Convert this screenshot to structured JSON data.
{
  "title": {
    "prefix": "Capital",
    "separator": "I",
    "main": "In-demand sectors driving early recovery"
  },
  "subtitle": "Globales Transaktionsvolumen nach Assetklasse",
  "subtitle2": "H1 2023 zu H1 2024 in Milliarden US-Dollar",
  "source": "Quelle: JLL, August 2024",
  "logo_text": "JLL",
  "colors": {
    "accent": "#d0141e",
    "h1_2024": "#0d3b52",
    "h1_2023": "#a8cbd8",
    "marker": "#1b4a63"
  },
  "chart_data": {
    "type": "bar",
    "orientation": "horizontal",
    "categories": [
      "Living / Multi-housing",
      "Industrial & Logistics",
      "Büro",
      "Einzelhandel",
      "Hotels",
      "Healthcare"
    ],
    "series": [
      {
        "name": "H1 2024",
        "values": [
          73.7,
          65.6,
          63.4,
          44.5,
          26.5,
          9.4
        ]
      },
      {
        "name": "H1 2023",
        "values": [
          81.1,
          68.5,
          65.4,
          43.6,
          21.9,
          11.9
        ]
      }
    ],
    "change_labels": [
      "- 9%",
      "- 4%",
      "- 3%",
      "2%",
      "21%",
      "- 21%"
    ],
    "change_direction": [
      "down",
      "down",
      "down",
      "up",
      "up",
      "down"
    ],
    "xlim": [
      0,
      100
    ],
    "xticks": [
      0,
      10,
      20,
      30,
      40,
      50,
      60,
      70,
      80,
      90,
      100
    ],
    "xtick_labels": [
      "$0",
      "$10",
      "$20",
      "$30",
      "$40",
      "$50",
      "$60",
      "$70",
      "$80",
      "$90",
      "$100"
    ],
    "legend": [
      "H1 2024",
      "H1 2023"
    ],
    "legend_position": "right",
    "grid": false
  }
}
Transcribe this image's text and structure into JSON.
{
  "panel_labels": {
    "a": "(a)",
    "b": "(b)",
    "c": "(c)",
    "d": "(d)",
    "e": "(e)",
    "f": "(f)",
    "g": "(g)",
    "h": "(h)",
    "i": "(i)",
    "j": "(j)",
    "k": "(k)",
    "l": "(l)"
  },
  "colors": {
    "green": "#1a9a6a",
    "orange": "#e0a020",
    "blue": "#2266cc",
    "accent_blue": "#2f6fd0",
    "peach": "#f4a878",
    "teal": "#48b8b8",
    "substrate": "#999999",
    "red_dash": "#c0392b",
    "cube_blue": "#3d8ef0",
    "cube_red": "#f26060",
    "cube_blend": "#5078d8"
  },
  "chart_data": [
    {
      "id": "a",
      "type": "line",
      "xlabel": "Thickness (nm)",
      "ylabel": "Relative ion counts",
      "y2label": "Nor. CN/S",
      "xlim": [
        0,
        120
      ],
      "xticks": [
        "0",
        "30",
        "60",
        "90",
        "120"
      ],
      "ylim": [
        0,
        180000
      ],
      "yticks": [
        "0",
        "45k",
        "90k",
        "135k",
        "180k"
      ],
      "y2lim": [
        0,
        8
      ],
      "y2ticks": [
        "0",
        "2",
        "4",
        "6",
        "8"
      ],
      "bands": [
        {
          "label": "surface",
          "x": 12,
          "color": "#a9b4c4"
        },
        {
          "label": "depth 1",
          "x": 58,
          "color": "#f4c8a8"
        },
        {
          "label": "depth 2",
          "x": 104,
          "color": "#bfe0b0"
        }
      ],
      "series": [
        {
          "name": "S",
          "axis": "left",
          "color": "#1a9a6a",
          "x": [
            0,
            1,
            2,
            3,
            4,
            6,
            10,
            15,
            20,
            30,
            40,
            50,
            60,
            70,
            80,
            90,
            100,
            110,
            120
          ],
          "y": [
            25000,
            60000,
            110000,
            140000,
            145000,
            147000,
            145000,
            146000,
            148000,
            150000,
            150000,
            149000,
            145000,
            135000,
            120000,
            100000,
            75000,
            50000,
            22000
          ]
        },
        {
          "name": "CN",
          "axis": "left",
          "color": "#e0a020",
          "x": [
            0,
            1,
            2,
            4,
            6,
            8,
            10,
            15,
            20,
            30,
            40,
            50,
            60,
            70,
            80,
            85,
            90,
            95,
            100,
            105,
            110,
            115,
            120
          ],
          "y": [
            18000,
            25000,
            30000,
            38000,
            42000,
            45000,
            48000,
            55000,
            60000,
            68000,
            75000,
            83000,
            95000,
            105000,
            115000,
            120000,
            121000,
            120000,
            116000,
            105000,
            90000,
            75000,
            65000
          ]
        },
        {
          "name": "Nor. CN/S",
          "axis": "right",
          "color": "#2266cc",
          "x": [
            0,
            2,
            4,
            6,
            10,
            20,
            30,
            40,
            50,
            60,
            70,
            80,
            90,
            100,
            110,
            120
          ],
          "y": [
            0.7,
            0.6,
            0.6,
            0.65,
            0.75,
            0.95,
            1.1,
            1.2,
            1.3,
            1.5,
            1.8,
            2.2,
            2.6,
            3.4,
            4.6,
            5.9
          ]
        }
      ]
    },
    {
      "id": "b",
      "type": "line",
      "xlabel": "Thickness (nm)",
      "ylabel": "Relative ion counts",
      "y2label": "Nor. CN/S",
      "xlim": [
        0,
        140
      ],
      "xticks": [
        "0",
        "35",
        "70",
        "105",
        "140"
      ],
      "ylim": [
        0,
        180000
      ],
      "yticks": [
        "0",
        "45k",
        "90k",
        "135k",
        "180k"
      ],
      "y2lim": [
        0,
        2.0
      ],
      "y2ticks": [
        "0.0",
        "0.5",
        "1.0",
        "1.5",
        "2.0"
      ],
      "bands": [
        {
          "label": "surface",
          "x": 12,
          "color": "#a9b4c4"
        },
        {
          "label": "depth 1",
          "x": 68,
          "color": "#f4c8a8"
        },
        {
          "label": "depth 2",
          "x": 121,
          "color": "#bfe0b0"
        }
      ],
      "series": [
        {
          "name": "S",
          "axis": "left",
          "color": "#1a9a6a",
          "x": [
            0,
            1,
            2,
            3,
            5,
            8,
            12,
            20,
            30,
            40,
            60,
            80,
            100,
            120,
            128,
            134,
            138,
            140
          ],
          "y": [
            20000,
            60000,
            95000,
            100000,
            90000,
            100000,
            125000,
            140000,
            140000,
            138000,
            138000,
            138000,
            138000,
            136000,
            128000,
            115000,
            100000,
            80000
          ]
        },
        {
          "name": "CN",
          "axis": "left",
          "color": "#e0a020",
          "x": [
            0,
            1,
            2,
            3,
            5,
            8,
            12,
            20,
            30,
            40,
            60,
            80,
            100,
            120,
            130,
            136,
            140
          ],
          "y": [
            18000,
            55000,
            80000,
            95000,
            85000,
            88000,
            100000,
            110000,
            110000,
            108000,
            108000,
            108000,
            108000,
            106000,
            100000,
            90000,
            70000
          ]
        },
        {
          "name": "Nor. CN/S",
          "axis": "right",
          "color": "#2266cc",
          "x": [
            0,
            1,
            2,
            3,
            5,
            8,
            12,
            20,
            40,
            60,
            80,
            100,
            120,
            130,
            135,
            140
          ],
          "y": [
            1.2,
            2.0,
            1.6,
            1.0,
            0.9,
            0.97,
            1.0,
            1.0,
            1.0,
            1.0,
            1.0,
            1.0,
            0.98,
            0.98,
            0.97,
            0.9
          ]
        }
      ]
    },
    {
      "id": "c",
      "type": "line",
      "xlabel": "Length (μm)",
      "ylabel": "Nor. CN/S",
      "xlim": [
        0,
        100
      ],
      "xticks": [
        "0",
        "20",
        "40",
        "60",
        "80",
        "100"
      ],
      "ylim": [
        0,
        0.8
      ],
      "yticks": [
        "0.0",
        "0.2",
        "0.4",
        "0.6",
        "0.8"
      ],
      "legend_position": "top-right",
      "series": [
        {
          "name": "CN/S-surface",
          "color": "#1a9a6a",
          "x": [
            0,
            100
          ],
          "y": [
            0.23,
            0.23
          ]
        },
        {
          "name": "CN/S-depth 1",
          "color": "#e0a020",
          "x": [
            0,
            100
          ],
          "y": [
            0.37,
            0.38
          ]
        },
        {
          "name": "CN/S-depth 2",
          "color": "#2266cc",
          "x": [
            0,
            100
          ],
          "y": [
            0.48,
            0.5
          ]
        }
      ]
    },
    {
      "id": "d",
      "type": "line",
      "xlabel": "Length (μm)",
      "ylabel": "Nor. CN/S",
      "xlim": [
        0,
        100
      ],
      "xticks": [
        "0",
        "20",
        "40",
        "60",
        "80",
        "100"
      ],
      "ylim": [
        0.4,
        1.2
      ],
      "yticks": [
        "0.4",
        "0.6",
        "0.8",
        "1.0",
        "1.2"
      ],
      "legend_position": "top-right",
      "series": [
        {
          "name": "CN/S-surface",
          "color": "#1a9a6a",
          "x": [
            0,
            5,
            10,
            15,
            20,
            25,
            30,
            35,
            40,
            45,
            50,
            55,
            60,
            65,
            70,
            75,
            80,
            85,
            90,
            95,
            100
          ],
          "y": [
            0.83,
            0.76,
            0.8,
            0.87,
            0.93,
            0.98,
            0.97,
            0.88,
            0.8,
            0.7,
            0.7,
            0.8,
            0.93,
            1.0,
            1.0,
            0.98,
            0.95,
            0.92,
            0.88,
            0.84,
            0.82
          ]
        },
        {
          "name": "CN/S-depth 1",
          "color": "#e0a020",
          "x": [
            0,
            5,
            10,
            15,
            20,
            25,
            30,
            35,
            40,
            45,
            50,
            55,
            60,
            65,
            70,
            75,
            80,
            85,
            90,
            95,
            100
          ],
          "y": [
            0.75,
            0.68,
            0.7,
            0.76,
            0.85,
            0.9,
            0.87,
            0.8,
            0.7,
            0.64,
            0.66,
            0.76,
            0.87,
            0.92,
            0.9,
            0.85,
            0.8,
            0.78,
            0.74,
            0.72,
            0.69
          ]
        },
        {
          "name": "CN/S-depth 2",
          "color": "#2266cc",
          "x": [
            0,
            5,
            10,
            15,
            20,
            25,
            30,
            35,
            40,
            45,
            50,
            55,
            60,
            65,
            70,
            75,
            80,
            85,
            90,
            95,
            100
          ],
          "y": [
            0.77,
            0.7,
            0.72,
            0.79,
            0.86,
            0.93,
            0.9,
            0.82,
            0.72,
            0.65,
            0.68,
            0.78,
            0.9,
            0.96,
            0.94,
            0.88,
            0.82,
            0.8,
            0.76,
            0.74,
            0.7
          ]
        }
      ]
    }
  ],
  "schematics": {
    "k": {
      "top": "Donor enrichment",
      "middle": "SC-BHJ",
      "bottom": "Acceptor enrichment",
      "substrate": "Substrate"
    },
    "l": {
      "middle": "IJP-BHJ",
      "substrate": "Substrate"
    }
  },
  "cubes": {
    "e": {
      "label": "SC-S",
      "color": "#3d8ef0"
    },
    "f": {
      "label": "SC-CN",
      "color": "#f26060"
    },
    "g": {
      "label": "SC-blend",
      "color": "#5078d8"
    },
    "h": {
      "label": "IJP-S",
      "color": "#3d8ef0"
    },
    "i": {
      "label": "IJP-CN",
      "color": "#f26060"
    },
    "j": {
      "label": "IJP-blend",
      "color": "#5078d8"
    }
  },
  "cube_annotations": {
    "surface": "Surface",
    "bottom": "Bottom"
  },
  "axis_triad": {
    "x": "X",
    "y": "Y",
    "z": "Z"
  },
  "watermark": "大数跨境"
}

:::

Count all lines of the data that include "bottom". The answer is the number alone.

[Exercise solution] 2